> Exercise objective
Return the data exactly, with all pictures removed.

___ Provided records

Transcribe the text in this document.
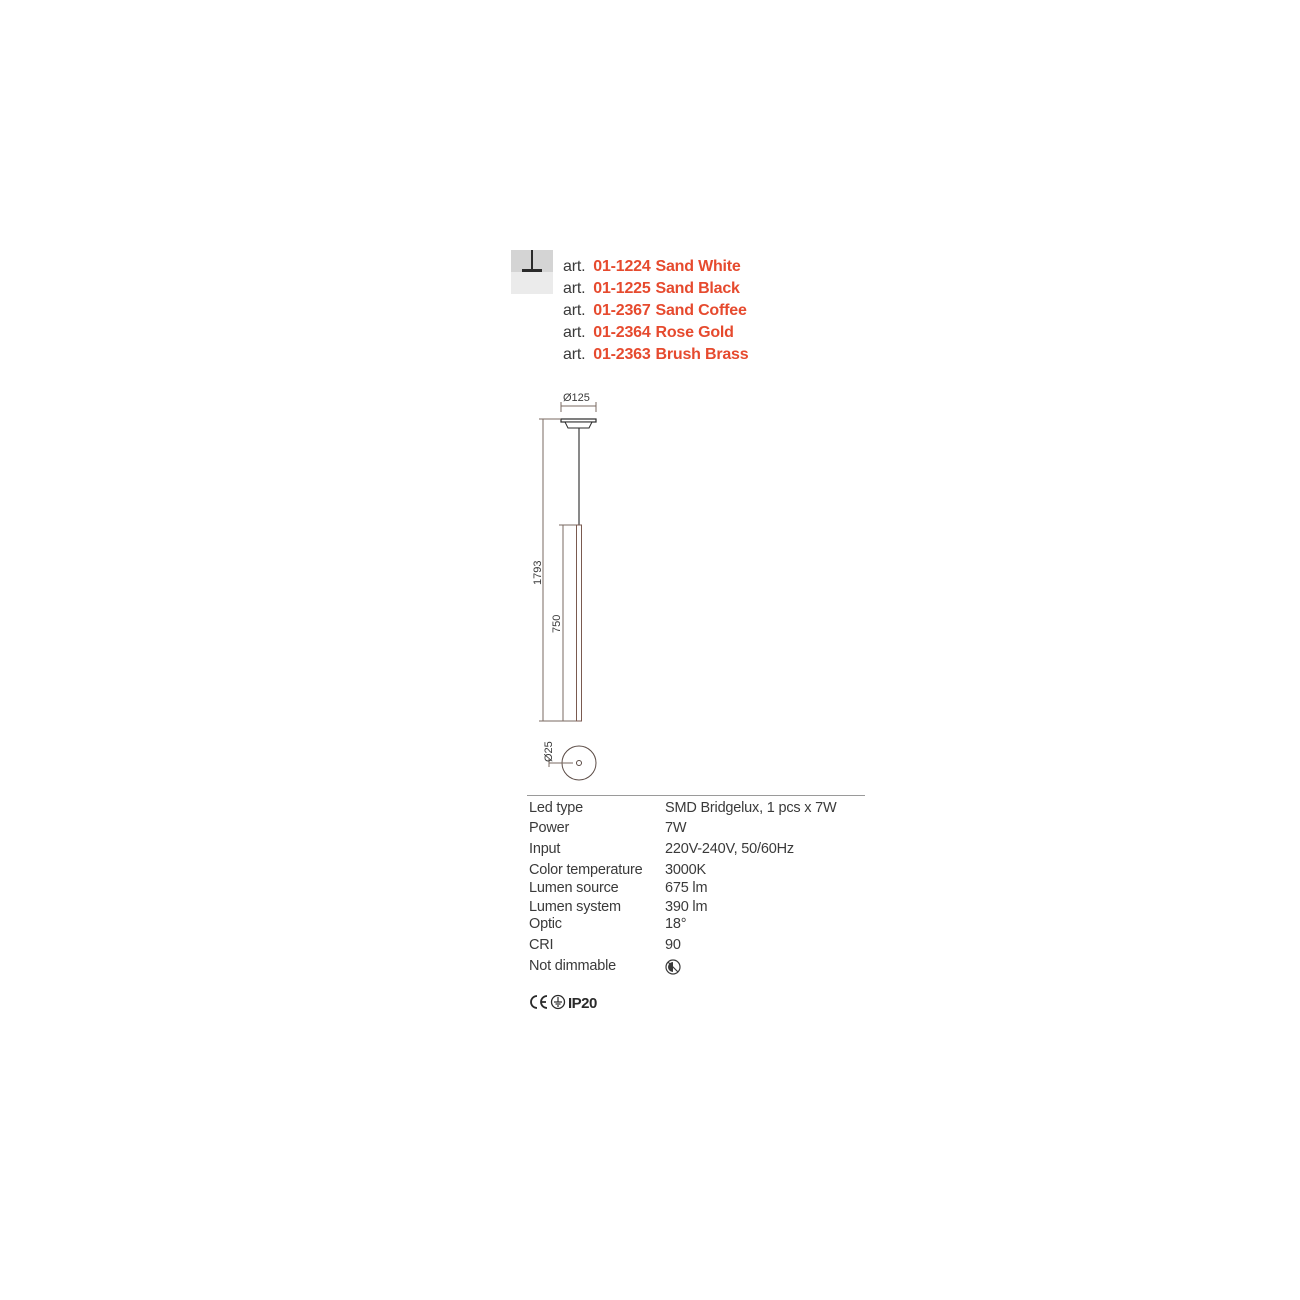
art. 01-1224 Sand White
art. 01-1225 Sand Black
art. 01-2367 Sand Coffee
art. 01-2364 Rose Gold
art. 01-2363 Brush Brass
Ø125
1793
750
Ø25
Led type	SMD Bridgelux, 1 pcs x 7W
Power	7W
Input	220V-240V, 50/60Hz
Color temperature	3000K
Lumen source	675 lm
Lumen system	390 lm
Optic	18°
CRI	90
Not dimmable
IP20
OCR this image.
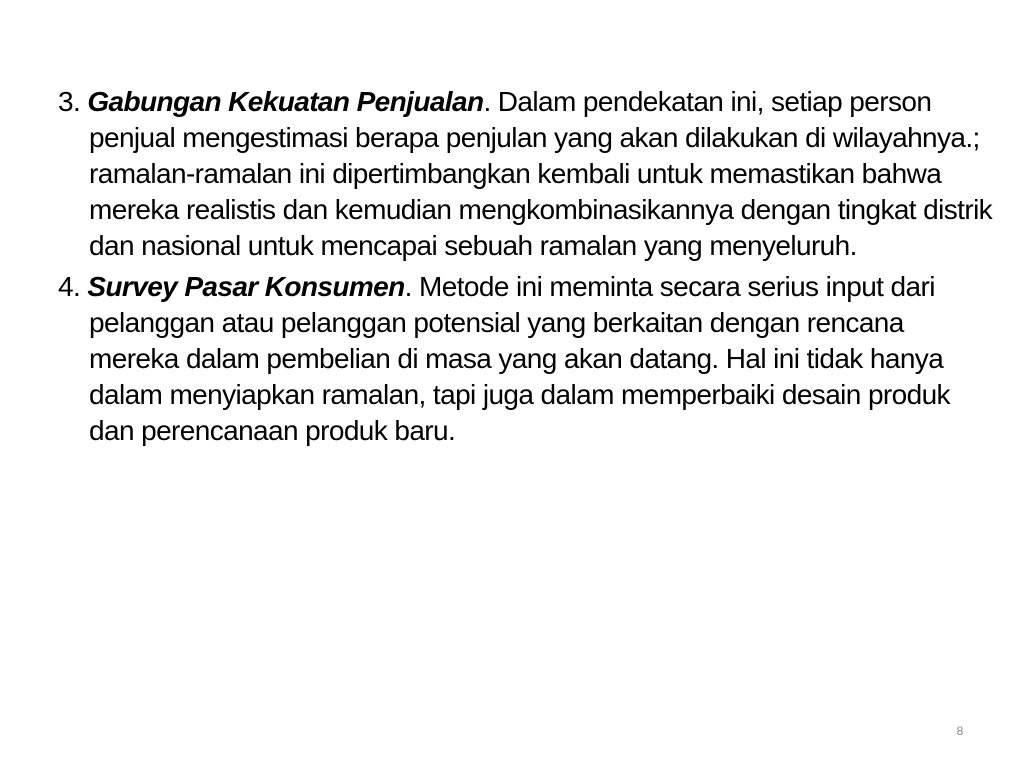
3. Gabungan Kekuatan Penjualan. Dalam pendekatan ini, setiap person penjual mengestimasi berapa penjulan yang akan dilakukan di wilayahnya.; ramalan-ramalan ini dipertimbangkan kembali untuk memastikan bahwa mereka realistis dan kemudian mengkombinasikannya dengan tingkat distrik dan nasional untuk mencapai sebuah ramalan yang menyeluruh.

4. Survey Pasar Konsumen. Metode ini meminta secara serius input dari pelanggan atau pelanggan potensial yang berkaitan dengan rencana mereka dalam pembelian di masa yang akan datang. Hal ini tidak hanya dalam menyiapkan ramalan, tapi juga dalam memperbaiki desain produk dan perencanaan produk baru.

8
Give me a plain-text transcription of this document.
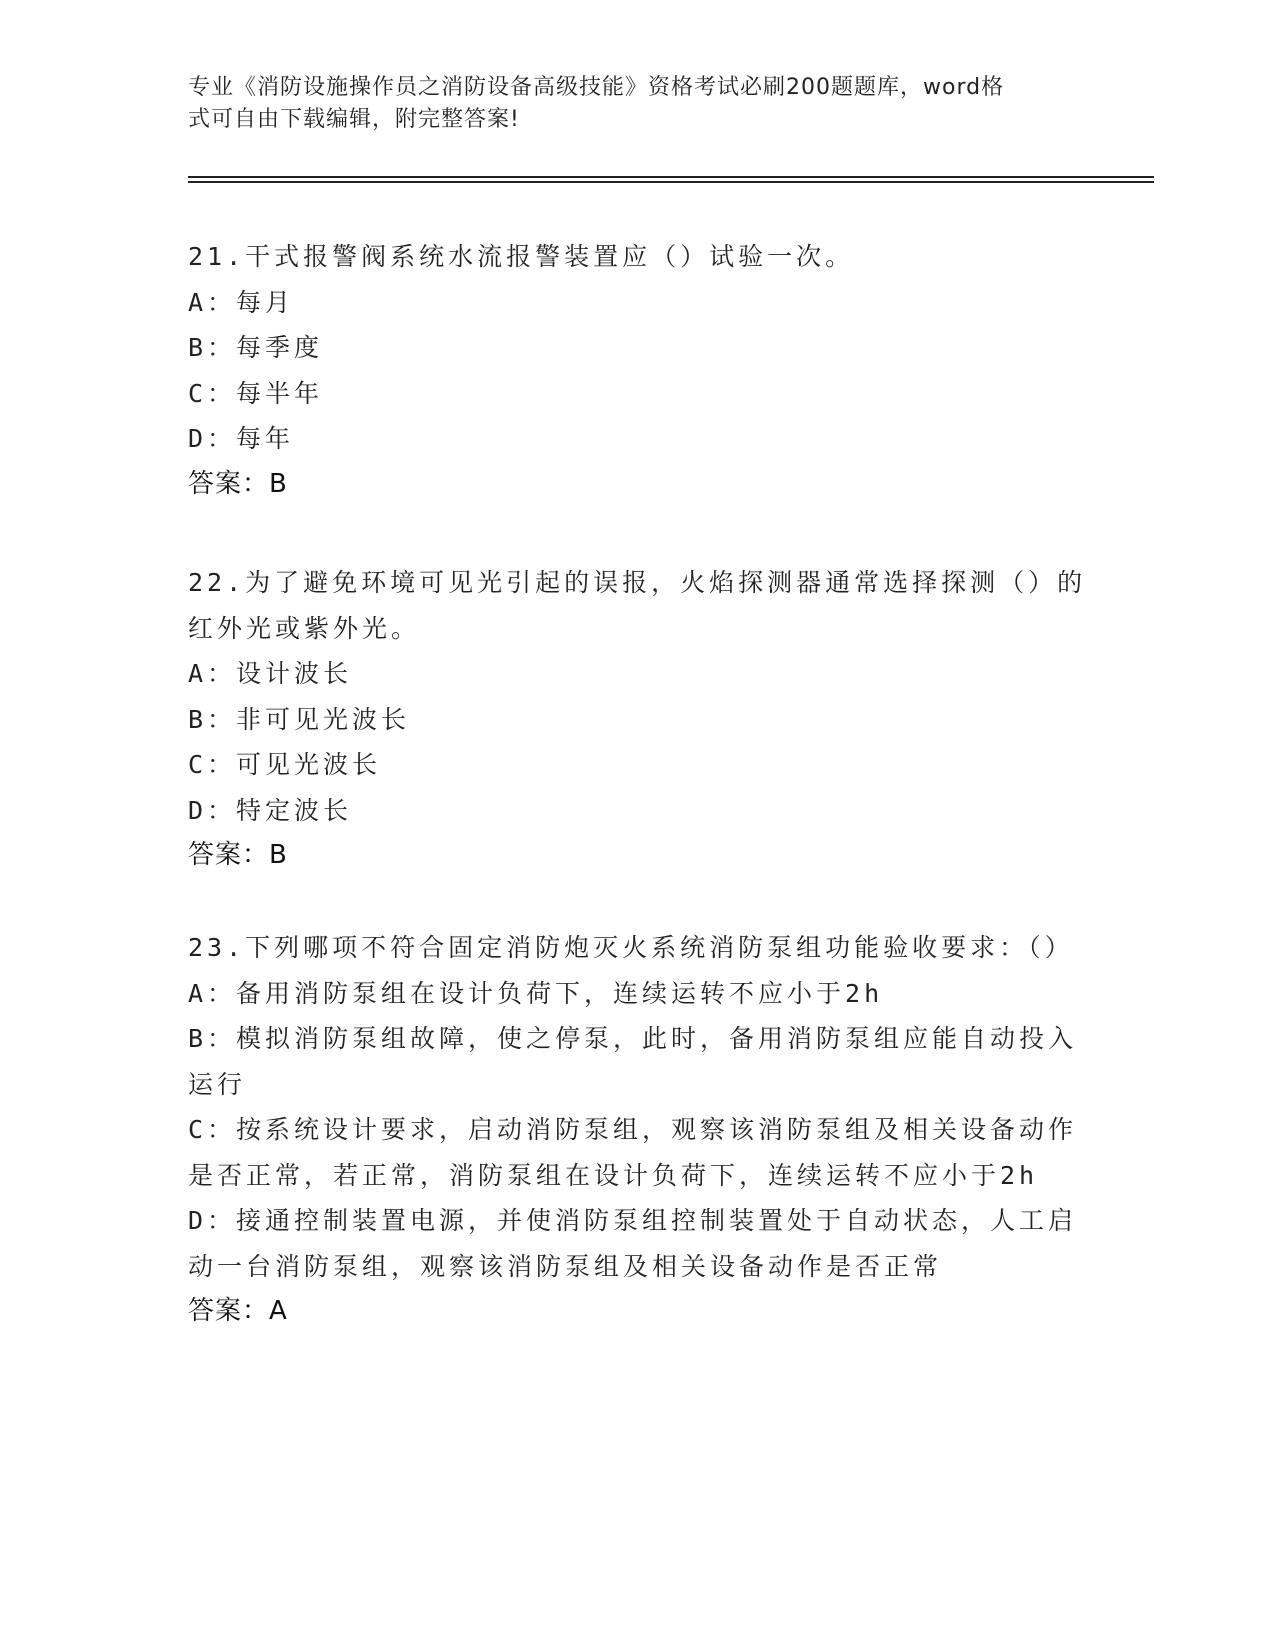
专业《消防设施操作员之消防设备高级技能》资格考试必刷200题题库，word格
式可自由下载编辑，附完整答案!
21.干式报警阀系统水流报警装置应（）试验一次。
A：每月
B：每季度
C：每半年
D：每年
答案：B
22.为了避免环境可见光引起的误报，火焰探测器通常选择探测（）的
红外光或紫外光。
A：设计波长
B：非可见光波长
C：可见光波长
D：特定波长
答案：B
23.下列哪项不符合固定消防炮灭火系统消防泵组功能验收要求：（）
A：备用消防泵组在设计负荷下，连续运转不应小于2h
B：模拟消防泵组故障，使之停泵，此时，备用消防泵组应能自动投入
运行
C：按系统设计要求，启动消防泵组，观察该消防泵组及相关设备动作
是否正常，若正常，消防泵组在设计负荷下，连续运转不应小于2h
D：接通控制装置电源，并使消防泵组控制装置处于自动状态，人工启
动一台消防泵组，观察该消防泵组及相关设备动作是否正常
答案：A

______

> The result
Transcribe the text in this document.
art. 01-1224 Sand White
art. 01-1225 Sand Black
art. 01-2367 Sand Coffee
art. 01-2364 Rose Gold
art. 01-2363 Brush Brass
Ø125
1793
750
Ø25
Led type	SMD Bridgelux, 1 pcs x 7W
Power	7W
Input	220V-240V, 50/60Hz
Color temperature	3000K
Lumen source	675 lm
Lumen system	390 lm
Optic	18°
CRI	90
Not dimmable
IP20
OCR this image.
3. Gabungan Kekuatan Penjualan. Dalam pendekatan ini, setiap person penjual mengestimasi berapa penjulan yang akan dilakukan di wilayahnya.; ramalan-ramalan ini dipertimbangkan kembali untuk memastikan bahwa mereka realistis dan kemudian mengkombinasikannya dengan tingkat distrik dan nasional untuk mencapai sebuah ramalan yang menyeluruh.

4. Survey Pasar Konsumen. Metode ini meminta secara serius input dari pelanggan atau pelanggan potensial yang berkaitan dengan rencana mereka dalam pembelian di masa yang akan datang. Hal ini tidak hanya dalam menyiapkan ramalan, tapi juga dalam memperbaiki desain produk dan perencanaan produk baru.

8
Give me a plain-text transcription of this document.
专业《消防设施操作员之消防设备高级技能》资格考试必刷200题题库，word格
式可自由下载编辑，附完整答案!
21.干式报警阀系统水流报警装置应（）试验一次。
A：每月
B：每季度
C：每半年
D：每年
答案：B
22.为了避免环境可见光引起的误报，火焰探测器通常选择探测（）的
红外光或紫外光。
A：设计波长
B：非可见光波长
C：可见光波长
D：特定波长
答案：B
23.下列哪项不符合固定消防炮灭火系统消防泵组功能验收要求：（）
A：备用消防泵组在设计负荷下，连续运转不应小于2h
B：模拟消防泵组故障，使之停泵，此时，备用消防泵组应能自动投入
运行
C：按系统设计要求，启动消防泵组，观察该消防泵组及相关设备动作
是否正常，若正常，消防泵组在设计负荷下，连续运转不应小于2h
D：接通控制装置电源，并使消防泵组控制装置处于自动状态，人工启
动一台消防泵组，观察该消防泵组及相关设备动作是否正常
答案：A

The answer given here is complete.